Extracted records
_____
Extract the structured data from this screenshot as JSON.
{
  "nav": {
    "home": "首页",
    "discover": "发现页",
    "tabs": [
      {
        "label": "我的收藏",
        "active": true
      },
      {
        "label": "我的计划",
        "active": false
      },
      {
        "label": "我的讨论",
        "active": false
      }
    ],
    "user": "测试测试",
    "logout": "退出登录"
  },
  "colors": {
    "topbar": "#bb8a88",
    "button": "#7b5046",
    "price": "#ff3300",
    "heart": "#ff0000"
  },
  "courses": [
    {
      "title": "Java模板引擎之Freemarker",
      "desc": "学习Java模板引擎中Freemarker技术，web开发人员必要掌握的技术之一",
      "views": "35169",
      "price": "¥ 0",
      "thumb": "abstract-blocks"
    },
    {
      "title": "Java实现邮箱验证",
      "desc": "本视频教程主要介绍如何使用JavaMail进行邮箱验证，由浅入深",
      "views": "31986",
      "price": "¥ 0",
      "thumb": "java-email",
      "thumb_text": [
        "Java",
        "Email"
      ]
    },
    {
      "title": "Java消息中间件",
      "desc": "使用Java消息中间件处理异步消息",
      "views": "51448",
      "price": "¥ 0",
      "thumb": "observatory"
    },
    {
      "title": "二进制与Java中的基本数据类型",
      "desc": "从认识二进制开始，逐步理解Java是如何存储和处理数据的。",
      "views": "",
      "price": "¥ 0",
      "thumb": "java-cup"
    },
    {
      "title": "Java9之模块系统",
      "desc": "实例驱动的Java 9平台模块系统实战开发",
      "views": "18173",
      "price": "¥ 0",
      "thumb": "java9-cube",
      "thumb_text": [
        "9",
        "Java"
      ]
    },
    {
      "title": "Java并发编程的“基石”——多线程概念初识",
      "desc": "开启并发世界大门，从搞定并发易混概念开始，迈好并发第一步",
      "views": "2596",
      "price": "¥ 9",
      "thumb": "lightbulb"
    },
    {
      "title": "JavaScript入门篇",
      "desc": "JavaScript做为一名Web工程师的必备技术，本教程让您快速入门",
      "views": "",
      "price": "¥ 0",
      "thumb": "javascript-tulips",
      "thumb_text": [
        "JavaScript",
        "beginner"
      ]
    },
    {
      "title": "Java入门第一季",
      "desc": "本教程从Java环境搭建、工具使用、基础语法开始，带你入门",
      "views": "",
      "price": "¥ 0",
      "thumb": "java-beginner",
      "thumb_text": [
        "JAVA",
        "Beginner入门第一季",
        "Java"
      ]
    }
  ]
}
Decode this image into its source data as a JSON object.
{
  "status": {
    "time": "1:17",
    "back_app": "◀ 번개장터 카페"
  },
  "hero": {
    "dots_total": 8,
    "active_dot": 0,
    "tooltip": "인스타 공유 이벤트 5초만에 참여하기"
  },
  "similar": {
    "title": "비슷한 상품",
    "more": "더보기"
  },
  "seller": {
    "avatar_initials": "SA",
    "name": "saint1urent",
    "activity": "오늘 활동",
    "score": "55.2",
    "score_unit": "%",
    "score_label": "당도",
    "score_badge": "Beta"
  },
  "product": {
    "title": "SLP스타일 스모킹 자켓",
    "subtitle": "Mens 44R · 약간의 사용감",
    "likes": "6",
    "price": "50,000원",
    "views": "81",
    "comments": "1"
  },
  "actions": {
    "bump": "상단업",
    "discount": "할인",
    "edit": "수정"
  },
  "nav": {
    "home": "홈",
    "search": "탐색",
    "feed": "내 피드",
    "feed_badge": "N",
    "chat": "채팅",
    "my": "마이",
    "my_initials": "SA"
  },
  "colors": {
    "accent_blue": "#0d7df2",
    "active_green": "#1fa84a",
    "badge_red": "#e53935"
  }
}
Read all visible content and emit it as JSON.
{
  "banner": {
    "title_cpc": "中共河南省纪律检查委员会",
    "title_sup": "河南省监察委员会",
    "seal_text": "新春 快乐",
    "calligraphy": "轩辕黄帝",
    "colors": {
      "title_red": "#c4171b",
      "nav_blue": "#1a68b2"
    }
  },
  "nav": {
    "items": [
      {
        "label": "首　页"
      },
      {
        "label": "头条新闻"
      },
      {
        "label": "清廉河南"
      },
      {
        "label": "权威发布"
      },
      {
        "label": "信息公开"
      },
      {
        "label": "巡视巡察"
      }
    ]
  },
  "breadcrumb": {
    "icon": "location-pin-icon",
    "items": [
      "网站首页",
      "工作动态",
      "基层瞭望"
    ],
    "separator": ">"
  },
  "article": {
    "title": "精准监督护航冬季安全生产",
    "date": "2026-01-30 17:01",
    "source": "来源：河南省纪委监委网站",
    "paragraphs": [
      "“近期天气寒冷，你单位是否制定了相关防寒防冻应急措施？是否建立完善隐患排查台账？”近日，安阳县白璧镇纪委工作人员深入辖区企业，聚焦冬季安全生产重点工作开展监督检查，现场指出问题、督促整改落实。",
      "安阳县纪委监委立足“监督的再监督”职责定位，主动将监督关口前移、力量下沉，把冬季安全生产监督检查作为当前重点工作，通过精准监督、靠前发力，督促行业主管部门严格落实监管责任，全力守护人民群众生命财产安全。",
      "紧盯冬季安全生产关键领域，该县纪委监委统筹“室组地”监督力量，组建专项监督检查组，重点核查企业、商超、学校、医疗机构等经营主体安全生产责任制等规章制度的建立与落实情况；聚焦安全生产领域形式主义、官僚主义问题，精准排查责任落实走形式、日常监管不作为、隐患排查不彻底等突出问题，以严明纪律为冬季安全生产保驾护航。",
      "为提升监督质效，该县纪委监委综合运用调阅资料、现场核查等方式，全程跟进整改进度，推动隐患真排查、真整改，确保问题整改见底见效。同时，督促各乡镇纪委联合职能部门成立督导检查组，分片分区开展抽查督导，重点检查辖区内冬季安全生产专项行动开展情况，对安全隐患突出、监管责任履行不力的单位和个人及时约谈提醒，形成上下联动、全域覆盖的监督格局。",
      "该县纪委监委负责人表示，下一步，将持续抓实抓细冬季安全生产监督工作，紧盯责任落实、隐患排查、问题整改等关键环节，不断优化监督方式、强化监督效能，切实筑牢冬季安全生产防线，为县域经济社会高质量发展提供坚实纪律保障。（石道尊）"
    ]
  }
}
_____
## PROBLEM TO SOLVE
In the entries above, find every line holding the word "data" and copy it out.

## SOLVED PROBLEM
Extract the structured data from this screenshot as JSON.
Decode this image into its source data as a JSON object.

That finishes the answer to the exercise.